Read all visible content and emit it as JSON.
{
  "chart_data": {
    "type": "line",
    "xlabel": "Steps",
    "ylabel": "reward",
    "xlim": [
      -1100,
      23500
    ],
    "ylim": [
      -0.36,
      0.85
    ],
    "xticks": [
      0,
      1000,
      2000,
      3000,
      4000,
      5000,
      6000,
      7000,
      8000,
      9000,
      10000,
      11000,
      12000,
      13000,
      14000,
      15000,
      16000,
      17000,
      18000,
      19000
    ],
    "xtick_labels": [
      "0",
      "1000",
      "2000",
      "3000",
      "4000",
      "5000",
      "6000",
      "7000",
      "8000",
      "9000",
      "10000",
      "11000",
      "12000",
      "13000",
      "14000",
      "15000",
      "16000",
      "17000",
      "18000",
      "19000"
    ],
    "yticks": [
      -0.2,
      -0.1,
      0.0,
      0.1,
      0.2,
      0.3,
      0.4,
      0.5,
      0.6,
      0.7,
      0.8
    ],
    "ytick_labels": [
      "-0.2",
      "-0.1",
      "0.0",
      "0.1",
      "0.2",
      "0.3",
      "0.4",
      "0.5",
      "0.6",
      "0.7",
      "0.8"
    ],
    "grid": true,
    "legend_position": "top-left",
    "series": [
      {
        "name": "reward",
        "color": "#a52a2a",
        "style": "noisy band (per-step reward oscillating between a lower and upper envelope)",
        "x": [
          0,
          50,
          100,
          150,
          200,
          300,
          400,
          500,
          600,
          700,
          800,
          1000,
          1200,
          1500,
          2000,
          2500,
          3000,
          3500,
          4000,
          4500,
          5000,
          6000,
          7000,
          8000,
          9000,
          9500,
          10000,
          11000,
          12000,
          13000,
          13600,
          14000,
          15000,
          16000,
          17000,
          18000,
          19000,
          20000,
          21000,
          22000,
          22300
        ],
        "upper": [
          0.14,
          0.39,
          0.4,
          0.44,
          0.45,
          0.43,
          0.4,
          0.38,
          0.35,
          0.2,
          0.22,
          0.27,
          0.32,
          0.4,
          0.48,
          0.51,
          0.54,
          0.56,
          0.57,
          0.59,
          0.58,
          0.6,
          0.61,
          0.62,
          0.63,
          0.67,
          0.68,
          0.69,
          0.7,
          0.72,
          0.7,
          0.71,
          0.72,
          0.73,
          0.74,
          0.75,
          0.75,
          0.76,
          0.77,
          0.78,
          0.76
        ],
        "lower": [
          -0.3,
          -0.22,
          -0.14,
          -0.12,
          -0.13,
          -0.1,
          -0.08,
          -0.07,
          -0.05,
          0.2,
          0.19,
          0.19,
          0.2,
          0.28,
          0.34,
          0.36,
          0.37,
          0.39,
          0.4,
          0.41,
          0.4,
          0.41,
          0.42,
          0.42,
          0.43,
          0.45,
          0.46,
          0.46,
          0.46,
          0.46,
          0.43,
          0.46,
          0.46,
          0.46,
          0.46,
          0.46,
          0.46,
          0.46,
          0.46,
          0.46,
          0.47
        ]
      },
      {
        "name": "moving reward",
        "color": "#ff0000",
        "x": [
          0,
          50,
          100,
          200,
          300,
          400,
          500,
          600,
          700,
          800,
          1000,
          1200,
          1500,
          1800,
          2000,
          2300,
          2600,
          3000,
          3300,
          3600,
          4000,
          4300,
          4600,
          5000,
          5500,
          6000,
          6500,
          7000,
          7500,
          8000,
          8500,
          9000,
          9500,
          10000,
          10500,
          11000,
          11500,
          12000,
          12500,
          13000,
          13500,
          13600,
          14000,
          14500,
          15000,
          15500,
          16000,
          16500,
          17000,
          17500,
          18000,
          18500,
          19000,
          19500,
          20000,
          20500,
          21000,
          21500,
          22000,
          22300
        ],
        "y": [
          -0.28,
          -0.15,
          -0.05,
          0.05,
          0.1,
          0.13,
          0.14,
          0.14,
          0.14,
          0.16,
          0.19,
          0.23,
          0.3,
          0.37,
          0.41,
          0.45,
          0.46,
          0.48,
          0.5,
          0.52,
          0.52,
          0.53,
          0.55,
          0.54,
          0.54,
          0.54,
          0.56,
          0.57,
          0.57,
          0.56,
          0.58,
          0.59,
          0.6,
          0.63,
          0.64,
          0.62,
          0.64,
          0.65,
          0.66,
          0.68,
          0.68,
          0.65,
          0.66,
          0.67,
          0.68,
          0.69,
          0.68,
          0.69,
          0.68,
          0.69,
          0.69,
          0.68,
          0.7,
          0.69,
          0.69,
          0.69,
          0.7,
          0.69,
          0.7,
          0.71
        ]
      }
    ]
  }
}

•••••

__Set problem__
Of the lines in the records, determine how many contain the word "lower", and report that number alone.

__Task answer__
2